## Raw rows
▼

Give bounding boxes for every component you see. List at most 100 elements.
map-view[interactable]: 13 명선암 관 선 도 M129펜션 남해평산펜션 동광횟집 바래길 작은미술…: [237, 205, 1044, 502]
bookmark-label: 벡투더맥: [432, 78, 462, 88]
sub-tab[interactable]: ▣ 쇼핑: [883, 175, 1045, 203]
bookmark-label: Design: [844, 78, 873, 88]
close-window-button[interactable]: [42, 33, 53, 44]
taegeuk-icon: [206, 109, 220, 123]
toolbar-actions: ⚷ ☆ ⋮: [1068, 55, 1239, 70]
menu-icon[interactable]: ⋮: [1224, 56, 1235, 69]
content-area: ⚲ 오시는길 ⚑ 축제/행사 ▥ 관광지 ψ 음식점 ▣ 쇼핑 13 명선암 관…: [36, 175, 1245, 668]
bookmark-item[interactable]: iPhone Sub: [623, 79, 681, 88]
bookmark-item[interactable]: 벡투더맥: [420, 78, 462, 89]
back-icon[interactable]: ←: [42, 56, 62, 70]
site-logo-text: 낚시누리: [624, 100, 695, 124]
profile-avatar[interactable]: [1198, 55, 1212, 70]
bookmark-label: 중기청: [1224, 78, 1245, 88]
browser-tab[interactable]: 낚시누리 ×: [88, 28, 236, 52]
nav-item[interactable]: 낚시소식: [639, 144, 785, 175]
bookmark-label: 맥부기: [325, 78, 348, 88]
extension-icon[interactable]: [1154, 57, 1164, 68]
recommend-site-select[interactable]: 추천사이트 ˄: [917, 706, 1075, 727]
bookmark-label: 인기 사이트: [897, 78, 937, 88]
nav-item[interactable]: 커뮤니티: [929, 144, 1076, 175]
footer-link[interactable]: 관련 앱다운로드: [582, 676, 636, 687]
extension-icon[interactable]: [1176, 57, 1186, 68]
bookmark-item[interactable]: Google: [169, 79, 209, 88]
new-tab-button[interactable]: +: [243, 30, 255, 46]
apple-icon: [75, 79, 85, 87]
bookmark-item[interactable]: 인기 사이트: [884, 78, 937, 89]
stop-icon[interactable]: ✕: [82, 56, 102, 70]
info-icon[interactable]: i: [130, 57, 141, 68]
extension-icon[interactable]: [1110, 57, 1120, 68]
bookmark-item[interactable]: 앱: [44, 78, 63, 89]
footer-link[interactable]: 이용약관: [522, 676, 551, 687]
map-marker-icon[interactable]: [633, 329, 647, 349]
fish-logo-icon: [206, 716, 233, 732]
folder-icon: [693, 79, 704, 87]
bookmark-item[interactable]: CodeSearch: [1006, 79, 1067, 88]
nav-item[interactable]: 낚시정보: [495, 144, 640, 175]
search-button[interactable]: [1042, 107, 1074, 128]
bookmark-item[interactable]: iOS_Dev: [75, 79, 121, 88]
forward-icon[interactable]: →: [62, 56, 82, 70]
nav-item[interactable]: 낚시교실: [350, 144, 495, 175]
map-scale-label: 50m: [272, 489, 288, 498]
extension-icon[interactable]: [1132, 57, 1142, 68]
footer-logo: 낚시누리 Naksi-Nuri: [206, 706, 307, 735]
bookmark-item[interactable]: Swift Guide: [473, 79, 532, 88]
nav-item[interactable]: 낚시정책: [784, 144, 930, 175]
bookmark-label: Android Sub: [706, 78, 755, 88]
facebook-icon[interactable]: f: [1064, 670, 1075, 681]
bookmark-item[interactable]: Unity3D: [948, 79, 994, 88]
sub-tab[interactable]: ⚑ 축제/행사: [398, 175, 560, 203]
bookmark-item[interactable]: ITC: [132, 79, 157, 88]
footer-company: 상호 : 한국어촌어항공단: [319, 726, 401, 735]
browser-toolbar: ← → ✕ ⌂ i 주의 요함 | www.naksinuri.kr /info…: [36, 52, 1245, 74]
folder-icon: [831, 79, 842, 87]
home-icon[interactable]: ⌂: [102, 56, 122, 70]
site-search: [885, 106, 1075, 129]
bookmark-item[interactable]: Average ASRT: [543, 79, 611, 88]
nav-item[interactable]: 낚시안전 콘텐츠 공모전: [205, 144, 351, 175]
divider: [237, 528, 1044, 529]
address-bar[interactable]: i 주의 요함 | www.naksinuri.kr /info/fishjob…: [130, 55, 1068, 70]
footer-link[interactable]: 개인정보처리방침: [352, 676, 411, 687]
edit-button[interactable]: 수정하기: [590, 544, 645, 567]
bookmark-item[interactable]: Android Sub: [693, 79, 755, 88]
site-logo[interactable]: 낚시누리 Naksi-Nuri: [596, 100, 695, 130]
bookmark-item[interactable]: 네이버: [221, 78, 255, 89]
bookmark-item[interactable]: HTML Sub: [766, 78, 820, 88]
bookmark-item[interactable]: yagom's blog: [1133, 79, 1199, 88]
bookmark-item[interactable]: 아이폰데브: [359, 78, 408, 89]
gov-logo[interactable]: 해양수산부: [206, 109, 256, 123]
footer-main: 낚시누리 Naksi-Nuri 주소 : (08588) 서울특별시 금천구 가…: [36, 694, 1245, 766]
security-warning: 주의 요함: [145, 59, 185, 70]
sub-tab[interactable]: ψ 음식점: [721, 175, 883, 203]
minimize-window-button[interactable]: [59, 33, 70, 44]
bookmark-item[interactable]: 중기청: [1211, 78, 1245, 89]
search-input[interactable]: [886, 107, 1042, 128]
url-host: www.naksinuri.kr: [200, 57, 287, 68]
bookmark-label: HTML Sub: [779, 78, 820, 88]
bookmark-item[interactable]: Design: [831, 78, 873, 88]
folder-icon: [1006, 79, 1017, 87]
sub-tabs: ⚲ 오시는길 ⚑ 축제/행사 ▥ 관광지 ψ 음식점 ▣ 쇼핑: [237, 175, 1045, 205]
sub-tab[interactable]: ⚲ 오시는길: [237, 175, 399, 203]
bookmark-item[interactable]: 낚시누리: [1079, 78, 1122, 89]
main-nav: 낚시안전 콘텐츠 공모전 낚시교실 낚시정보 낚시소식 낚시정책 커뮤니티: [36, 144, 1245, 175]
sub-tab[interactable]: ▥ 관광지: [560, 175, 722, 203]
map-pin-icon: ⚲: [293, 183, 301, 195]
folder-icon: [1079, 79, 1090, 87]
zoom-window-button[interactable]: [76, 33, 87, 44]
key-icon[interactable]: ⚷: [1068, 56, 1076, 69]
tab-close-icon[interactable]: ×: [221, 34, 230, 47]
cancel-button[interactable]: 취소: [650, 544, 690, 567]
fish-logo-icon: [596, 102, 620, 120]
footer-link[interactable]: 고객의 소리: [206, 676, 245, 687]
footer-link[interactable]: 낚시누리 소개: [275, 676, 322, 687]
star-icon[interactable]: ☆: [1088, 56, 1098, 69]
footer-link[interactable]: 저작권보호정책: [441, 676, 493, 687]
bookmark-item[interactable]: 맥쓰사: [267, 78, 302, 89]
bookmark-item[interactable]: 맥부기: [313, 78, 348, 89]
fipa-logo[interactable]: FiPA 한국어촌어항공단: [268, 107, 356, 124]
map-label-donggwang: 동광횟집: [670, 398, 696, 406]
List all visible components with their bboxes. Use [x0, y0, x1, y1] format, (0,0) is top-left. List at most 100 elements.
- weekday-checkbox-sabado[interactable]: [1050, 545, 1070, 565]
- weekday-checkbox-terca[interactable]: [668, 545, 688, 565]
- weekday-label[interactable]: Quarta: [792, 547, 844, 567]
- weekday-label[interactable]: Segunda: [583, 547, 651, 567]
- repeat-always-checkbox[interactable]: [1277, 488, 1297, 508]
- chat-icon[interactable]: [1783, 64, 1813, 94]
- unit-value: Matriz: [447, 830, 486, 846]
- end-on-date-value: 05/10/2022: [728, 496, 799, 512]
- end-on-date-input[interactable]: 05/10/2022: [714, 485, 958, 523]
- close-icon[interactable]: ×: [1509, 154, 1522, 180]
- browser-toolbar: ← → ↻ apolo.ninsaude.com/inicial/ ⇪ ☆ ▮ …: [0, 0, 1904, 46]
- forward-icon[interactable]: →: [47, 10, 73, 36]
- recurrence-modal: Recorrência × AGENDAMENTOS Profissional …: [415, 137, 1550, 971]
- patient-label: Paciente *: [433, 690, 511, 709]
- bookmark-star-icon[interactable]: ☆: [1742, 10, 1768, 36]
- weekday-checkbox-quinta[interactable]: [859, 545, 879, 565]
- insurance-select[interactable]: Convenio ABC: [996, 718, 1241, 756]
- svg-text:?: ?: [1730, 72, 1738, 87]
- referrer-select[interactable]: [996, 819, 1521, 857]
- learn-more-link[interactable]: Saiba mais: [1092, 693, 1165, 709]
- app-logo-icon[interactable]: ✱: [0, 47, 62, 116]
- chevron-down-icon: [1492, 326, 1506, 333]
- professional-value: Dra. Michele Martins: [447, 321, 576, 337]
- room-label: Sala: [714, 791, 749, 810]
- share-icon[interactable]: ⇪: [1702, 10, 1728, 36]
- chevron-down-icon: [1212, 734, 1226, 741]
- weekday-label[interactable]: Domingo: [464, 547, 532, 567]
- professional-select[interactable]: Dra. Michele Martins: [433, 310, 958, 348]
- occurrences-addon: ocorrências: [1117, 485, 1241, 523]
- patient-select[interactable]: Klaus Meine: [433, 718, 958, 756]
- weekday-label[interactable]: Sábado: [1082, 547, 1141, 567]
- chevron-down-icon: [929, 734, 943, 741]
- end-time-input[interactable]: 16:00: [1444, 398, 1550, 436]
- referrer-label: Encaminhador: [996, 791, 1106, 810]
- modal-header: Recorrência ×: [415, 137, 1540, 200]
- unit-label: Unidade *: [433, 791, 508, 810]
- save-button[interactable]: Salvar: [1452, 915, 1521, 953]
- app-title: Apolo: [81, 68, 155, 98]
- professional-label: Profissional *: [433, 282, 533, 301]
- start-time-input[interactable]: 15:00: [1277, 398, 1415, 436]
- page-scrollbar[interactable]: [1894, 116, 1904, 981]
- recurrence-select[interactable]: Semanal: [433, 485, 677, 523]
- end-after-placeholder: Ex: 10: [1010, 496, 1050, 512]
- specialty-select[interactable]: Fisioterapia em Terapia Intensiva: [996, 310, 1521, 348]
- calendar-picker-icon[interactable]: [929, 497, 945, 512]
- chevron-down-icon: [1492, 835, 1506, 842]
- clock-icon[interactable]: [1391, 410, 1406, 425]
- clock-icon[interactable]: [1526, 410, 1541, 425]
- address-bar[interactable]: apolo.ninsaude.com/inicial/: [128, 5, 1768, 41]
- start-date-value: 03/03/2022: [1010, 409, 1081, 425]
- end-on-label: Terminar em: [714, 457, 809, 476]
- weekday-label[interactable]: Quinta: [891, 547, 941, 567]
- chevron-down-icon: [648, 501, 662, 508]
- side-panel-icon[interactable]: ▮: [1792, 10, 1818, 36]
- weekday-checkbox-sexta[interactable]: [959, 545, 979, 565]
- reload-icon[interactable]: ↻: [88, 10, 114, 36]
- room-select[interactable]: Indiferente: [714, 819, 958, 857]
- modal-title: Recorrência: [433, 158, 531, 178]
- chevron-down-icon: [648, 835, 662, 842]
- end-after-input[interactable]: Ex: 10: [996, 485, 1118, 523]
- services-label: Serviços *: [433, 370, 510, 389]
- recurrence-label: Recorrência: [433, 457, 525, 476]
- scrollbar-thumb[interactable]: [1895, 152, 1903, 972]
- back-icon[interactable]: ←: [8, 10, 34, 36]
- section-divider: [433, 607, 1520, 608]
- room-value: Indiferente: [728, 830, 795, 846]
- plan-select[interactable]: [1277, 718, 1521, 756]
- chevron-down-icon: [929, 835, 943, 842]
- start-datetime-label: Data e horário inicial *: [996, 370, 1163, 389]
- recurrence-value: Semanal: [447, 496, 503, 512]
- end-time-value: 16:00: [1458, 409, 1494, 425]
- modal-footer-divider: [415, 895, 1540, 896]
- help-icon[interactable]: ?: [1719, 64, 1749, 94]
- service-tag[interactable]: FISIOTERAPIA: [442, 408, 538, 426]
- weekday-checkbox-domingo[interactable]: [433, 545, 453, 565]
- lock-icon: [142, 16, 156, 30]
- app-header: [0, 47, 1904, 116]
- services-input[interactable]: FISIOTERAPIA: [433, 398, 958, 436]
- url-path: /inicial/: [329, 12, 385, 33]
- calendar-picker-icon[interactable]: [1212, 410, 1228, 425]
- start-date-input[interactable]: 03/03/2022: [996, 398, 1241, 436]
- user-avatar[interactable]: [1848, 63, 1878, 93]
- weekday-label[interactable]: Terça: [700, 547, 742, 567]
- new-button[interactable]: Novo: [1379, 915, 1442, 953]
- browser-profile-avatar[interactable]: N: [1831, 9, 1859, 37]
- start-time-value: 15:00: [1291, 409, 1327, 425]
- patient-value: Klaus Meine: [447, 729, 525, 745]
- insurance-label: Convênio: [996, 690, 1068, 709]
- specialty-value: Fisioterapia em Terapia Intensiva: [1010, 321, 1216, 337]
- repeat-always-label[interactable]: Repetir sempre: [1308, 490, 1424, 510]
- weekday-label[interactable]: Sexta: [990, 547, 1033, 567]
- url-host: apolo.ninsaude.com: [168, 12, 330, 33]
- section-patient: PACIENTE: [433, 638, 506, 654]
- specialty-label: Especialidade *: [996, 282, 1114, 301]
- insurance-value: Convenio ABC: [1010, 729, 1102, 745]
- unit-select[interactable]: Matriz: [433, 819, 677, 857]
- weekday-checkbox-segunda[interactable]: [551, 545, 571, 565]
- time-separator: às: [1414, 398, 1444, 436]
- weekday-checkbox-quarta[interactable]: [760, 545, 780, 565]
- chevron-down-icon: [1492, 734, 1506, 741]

▲

## Direction
Can you copy word for word every line from the start of the rows through the line containing "map-marker-icon[interactable]: [633, 329, 647, 349]", including that line?

## The answer
Give bounding boxes for every component you see. List at most 100 elements.
map-view[interactable]: 13 명선암 관 선 도 M129펜션 남해평산펜션 동광횟집 바래길 작은미술…: [237, 205, 1044, 502]
bookmark-label: 벡투더맥: [432, 78, 462, 88]
sub-tab[interactable]: ▣ 쇼핑: [883, 175, 1045, 203]
bookmark-label: Design: [844, 78, 873, 88]
close-window-button[interactable]: [42, 33, 53, 44]
taegeuk-icon: [206, 109, 220, 123]
toolbar-actions: ⚷ ☆ ⋮: [1068, 55, 1239, 70]
menu-icon[interactable]: ⋮: [1224, 56, 1235, 69]
content-area: ⚲ 오시는길 ⚑ 축제/행사 ▥ 관광지 ψ 음식점 ▣ 쇼핑 13 명선암 관…: [36, 175, 1245, 668]
bookmark-item[interactable]: iPhone Sub: [623, 79, 681, 88]
bookmark-item[interactable]: 벡투더맥: [420, 78, 462, 89]
back-icon[interactable]: ←: [42, 56, 62, 70]
site-logo-text: 낚시누리: [624, 100, 695, 124]
profile-avatar[interactable]: [1198, 55, 1212, 70]
bookmark-label: 중기청: [1224, 78, 1245, 88]
browser-tab[interactable]: 낚시누리 ×: [88, 28, 236, 52]
nav-item[interactable]: 낚시소식: [639, 144, 785, 175]
bookmark-label: 맥부기: [325, 78, 348, 88]
extension-icon[interactable]: [1154, 57, 1164, 68]
recommend-site-select[interactable]: 추천사이트 ˄: [917, 706, 1075, 727]
bookmark-label: 인기 사이트: [897, 78, 937, 88]
nav-item[interactable]: 커뮤니티: [929, 144, 1076, 175]
footer-link[interactable]: 관련 앱다운로드: [582, 676, 636, 687]
extension-icon[interactable]: [1176, 57, 1186, 68]
bookmark-item[interactable]: Google: [169, 79, 209, 88]
new-tab-button[interactable]: +: [243, 30, 255, 46]
apple-icon: [75, 79, 85, 87]
bookmark-item[interactable]: 인기 사이트: [884, 78, 937, 89]
stop-icon[interactable]: ✕: [82, 56, 102, 70]
info-icon[interactable]: i: [130, 57, 141, 68]
extension-icon[interactable]: [1110, 57, 1120, 68]
bookmark-item[interactable]: 앱: [44, 78, 63, 89]
footer-link[interactable]: 이용약관: [522, 676, 551, 687]
map-marker-icon[interactable]: [633, 329, 647, 349]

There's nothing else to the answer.